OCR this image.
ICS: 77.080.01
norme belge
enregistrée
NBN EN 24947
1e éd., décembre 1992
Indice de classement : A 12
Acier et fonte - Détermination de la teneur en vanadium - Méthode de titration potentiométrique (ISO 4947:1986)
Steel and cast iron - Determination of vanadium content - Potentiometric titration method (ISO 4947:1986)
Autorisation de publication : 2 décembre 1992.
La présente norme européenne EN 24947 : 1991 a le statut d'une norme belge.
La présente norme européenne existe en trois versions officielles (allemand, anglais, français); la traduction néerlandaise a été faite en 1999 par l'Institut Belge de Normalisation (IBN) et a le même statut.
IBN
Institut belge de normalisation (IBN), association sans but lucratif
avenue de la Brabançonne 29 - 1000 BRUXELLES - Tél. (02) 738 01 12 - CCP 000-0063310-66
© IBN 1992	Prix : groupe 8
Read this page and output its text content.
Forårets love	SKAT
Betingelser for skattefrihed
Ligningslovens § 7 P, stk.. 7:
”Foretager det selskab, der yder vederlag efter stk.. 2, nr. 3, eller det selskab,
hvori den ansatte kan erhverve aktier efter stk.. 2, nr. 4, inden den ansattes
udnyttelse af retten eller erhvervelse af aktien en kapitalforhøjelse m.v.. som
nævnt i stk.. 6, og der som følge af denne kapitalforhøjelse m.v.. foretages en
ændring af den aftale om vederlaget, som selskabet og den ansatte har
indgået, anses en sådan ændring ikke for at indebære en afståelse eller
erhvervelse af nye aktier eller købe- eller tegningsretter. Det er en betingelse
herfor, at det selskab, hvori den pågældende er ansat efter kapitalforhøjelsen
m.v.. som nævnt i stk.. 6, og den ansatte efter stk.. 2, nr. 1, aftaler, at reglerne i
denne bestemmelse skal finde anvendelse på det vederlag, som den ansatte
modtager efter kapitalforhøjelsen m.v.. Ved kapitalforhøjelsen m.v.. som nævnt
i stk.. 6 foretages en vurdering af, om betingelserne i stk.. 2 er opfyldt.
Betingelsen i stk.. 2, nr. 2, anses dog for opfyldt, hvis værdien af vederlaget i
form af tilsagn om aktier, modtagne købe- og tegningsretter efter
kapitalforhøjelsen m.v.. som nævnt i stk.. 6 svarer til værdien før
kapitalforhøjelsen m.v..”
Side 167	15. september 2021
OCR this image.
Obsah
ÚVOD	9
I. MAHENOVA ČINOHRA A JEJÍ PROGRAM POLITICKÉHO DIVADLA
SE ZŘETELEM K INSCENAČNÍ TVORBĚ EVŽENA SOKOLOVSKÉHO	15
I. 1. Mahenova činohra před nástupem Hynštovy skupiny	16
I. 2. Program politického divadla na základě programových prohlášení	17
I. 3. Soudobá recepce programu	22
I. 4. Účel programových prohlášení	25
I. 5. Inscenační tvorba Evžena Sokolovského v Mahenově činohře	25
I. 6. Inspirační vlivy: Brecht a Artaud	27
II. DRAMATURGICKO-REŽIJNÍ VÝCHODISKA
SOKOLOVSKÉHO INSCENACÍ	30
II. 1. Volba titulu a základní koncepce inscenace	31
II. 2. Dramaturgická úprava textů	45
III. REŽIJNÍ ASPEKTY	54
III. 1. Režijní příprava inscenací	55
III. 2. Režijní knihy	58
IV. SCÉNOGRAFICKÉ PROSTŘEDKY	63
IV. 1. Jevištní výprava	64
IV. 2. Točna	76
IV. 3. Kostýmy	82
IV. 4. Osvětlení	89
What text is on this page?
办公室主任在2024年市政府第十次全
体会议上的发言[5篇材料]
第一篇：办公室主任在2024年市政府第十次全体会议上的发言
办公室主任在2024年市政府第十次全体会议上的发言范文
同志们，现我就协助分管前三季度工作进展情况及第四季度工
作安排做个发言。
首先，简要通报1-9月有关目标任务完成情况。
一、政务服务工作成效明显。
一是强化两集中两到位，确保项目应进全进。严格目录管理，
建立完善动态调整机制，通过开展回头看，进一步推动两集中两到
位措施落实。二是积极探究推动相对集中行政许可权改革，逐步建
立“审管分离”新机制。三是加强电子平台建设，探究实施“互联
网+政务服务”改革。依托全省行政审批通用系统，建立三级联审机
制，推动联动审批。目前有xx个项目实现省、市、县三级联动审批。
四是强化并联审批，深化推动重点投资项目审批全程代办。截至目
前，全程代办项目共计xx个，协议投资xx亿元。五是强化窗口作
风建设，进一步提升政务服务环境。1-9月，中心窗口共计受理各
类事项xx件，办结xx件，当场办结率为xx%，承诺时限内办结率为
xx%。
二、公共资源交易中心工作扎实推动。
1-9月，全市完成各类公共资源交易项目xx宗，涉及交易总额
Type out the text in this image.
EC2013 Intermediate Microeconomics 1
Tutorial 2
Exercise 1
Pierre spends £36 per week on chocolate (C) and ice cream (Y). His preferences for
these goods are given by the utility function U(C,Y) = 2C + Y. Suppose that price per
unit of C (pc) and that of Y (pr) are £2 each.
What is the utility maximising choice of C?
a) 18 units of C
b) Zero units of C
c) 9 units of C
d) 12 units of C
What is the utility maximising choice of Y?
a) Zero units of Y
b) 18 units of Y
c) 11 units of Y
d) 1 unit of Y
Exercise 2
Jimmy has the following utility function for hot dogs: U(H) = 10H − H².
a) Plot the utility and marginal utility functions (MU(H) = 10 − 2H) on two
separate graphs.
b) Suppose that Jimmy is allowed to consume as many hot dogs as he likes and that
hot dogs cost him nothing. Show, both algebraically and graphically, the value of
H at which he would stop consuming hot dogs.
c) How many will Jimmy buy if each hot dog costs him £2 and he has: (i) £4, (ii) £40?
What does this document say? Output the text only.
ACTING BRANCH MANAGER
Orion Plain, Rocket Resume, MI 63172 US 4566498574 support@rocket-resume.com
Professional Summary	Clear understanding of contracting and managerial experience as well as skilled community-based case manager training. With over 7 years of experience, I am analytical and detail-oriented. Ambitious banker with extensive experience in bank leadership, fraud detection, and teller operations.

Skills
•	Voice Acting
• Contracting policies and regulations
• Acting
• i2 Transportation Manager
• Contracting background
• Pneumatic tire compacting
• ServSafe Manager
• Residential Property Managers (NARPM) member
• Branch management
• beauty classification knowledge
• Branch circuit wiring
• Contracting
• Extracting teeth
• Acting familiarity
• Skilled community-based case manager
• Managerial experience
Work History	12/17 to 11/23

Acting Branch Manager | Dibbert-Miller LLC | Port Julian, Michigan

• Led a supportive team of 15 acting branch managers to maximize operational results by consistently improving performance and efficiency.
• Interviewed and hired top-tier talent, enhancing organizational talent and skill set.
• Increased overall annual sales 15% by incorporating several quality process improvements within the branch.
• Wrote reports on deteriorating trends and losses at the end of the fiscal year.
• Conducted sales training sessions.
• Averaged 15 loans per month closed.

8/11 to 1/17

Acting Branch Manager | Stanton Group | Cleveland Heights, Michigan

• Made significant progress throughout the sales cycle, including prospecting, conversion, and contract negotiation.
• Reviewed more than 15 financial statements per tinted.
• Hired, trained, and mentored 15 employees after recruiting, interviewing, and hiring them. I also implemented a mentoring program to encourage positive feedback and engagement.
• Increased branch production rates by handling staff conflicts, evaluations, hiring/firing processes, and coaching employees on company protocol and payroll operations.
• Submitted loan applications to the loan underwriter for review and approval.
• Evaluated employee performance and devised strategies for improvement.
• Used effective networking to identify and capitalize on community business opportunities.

────────────────────

— What is being asked —
Copy out every line in the entries above that holds "efter".

— Written solution —
”Foretager det selskab, der yder vederlag efter stk.. 2, nr. 3, eller det selskab,
hvori den ansatte kan erhverve aktier efter stk.. 2, nr. 4, inden den ansattes
herfor, at det selskab, hvori den pågældende er ansat efter kapitalforhøjelsen
m.v.. som nævnt i stk.. 6, og den ansatte efter stk.. 2, nr. 1, aftaler, at reglerne i
modtager efter kapitalforhøjelsen m.v.. Ved kapitalforhøjelsen m.v.. som nævnt
form af tilsagn om aktier, modtagne købe- og tegningsretter efter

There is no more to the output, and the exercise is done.